Records from a data source
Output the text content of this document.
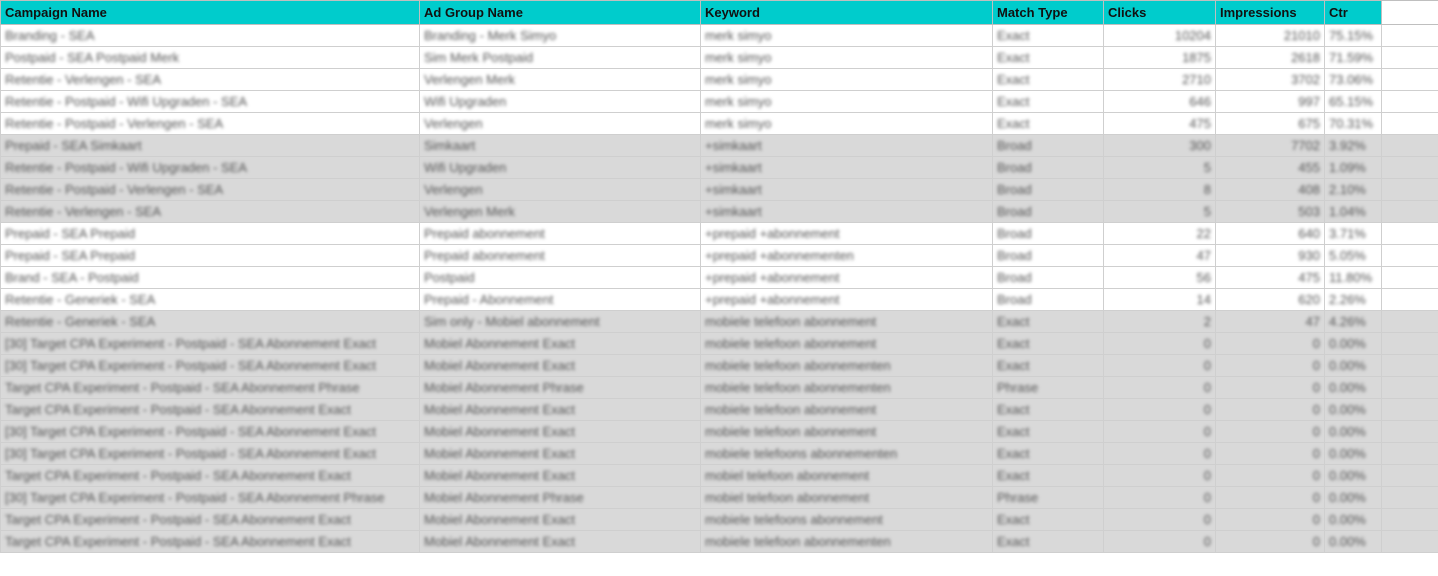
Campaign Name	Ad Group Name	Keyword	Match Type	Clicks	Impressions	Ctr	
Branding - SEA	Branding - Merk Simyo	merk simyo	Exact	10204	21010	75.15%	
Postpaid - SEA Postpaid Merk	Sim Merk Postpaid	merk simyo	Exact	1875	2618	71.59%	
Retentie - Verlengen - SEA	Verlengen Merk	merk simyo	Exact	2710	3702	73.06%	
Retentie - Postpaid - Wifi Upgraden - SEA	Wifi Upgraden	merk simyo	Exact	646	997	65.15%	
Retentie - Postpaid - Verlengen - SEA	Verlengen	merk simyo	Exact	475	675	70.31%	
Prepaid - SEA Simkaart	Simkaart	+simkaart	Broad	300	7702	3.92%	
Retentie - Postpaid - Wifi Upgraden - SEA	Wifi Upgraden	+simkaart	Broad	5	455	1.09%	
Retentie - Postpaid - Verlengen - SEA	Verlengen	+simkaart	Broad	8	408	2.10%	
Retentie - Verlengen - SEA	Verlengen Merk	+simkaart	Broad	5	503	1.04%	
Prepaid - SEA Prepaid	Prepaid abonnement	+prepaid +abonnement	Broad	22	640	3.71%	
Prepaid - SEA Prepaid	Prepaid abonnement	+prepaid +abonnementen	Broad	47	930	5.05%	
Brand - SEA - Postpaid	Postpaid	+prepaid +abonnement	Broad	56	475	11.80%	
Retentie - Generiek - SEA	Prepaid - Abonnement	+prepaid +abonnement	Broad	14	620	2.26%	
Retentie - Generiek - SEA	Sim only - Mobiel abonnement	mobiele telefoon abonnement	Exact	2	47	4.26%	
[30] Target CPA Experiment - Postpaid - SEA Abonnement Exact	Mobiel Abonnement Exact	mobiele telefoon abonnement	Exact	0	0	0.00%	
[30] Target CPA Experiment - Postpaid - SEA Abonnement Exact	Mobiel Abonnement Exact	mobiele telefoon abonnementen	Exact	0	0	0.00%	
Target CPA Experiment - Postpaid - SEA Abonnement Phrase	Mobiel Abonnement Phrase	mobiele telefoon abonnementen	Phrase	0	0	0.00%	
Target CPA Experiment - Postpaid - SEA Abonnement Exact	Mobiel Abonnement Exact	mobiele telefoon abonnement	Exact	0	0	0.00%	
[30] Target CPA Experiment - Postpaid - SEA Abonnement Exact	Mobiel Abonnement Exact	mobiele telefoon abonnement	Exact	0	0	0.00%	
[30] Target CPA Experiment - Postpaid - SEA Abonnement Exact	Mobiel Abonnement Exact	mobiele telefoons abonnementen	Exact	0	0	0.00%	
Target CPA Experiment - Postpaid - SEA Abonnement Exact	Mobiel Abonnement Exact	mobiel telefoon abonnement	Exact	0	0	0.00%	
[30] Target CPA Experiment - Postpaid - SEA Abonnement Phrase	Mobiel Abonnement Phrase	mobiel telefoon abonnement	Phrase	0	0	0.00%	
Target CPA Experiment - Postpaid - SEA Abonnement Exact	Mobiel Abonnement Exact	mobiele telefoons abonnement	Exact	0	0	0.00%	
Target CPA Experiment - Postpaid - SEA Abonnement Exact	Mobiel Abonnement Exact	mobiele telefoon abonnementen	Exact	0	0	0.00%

**Prompt**
Retype each line of the listing above word for word. Exclude the pictures.

**Solution to the problem**
Output the text content of this document.
Campaign Name	Ad Group Name	Keyword	Match Type	Clicks	Impressions	Ctr	
Branding - SEA	Branding - Merk Simyo	merk simyo	Exact	10204	21010	75.15%	
Postpaid - SEA Postpaid Merk	Sim Merk Postpaid	merk simyo	Exact	1875	2618	71.59%	
Retentie - Verlengen - SEA	Verlengen Merk	merk simyo	Exact	2710	3702	73.06%	
Retentie - Postpaid - Wifi Upgraden - SEA	Wifi Upgraden	merk simyo	Exact	646	997	65.15%	
Retentie - Postpaid - Verlengen - SEA	Verlengen	merk simyo	Exact	475	675	70.31%	
Prepaid - SEA Simkaart	Simkaart	+simkaart	Broad	300	7702	3.92%	
Retentie - Postpaid - Wifi Upgraden - SEA	Wifi Upgraden	+simkaart	Broad	5	455	1.09%	
Retentie - Postpaid - Verlengen - SEA	Verlengen	+simkaart	Broad	8	408	2.10%	
Retentie - Verlengen - SEA	Verlengen Merk	+simkaart	Broad	5	503	1.04%	
Prepaid - SEA Prepaid	Prepaid abonnement	+prepaid +abonnement	Broad	22	640	3.71%	
Prepaid - SEA Prepaid	Prepaid abonnement	+prepaid +abonnementen	Broad	47	930	5.05%	
Brand - SEA - Postpaid	Postpaid	+prepaid +abonnement	Broad	56	475	11.80%	
Retentie - Generiek - SEA	Prepaid - Abonnement	+prepaid +abonnement	Broad	14	620	2.26%	
Retentie - Generiek - SEA	Sim only - Mobiel abonnement	mobiele telefoon abonnement	Exact	2	47	4.26%	
[30] Target CPA Experiment - Postpaid - SEA Abonnement Exact	Mobiel Abonnement Exact	mobiele telefoon abonnement	Exact	0	0	0.00%	
[30] Target CPA Experiment - Postpaid - SEA Abonnement Exact	Mobiel Abonnement Exact	mobiele telefoon abonnementen	Exact	0	0	0.00%	
Target CPA Experiment - Postpaid - SEA Abonnement Phrase	Mobiel Abonnement Phrase	mobiele telefoon abonnementen	Phrase	0	0	0.00%	
Target CPA Experiment - Postpaid - SEA Abonnement Exact	Mobiel Abonnement Exact	mobiele telefoon abonnement	Exact	0	0	0.00%	
[30] Target CPA Experiment - Postpaid - SEA Abonnement Exact	Mobiel Abonnement Exact	mobiele telefoon abonnement	Exact	0	0	0.00%	
[30] Target CPA Experiment - Postpaid - SEA Abonnement Exact	Mobiel Abonnement Exact	mobiele telefoons abonnementen	Exact	0	0	0.00%	
Target CPA Experiment - Postpaid - SEA Abonnement Exact	Mobiel Abonnement Exact	mobiel telefoon abonnement	Exact	0	0	0.00%	
[30] Target CPA Experiment - Postpaid - SEA Abonnement Phrase	Mobiel Abonnement Phrase	mobiel telefoon abonnement	Phrase	0	0	0.00%	
Target CPA Experiment - Postpaid - SEA Abonnement Exact	Mobiel Abonnement Exact	mobiele telefoons abonnement	Exact	0	0	0.00%	
Target CPA Experiment - Postpaid - SEA Abonnement Exact	Mobiel Abonnement Exact	mobiele telefoon abonnementen	Exact	0	0	0.00%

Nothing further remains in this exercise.